Give the listing again exactly, omitting its images.

### Figure content listings
━━━━
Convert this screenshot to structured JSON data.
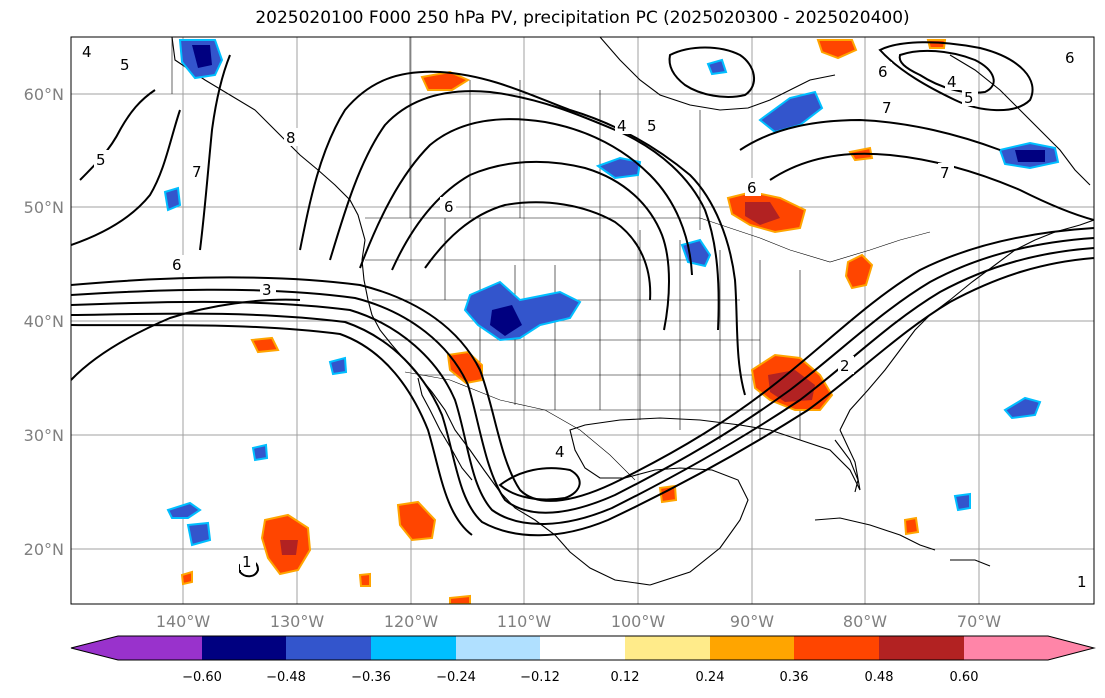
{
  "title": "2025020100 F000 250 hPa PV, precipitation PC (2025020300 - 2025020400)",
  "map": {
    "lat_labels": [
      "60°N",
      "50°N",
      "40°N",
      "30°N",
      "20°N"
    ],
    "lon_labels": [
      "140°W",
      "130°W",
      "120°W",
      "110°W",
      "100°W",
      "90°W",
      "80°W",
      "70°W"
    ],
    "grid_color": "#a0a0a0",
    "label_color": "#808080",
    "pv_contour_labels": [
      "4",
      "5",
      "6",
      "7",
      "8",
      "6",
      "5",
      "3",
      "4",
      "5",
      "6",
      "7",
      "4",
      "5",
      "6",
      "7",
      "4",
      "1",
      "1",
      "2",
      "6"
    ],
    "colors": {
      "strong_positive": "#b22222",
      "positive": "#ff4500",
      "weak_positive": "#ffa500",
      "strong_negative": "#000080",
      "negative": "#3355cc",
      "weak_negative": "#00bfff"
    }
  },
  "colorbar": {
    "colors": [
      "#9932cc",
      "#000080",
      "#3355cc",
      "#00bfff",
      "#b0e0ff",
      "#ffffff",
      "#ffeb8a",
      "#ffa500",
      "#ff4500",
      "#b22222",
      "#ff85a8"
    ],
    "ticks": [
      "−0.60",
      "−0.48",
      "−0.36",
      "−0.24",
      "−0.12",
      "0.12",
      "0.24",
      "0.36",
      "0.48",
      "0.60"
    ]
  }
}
━━━━
### Solution to the exercise
Convert this screenshot to structured JSON data.
{
  "title": "2025020100 F000 250 hPa PV, precipitation PC (2025020300 - 2025020400)",
  "map": {
    "lat_labels": [
      "60°N",
      "50°N",
      "40°N",
      "30°N",
      "20°N"
    ],
    "lon_labels": [
      "140°W",
      "130°W",
      "120°W",
      "110°W",
      "100°W",
      "90°W",
      "80°W",
      "70°W"
    ],
    "grid_color": "#a0a0a0",
    "label_color": "#808080",
    "pv_contour_labels": [
      "4",
      "5",
      "6",
      "7",
      "8",
      "6",
      "5",
      "3",
      "4",
      "5",
      "6",
      "7",
      "4",
      "5",
      "6",
      "7",
      "4",
      "1",
      "1",
      "2",
      "6"
    ],
    "colors": {
      "strong_positive": "#b22222",
      "positive": "#ff4500",
      "weak_positive": "#ffa500",
      "strong_negative": "#000080",
      "negative": "#3355cc",
      "weak_negative": "#00bfff"
    }
  },
  "colorbar": {
    "colors": [
      "#9932cc",
      "#000080",
      "#3355cc",
      "#00bfff",
      "#b0e0ff",
      "#ffffff",
      "#ffeb8a",
      "#ffa500",
      "#ff4500",
      "#b22222",
      "#ff85a8"
    ],
    "ticks": [
      "−0.60",
      "−0.48",
      "−0.36",
      "−0.24",
      "−0.12",
      "0.12",
      "0.24",
      "0.36",
      "0.48",
      "0.60"
    ]
  }
}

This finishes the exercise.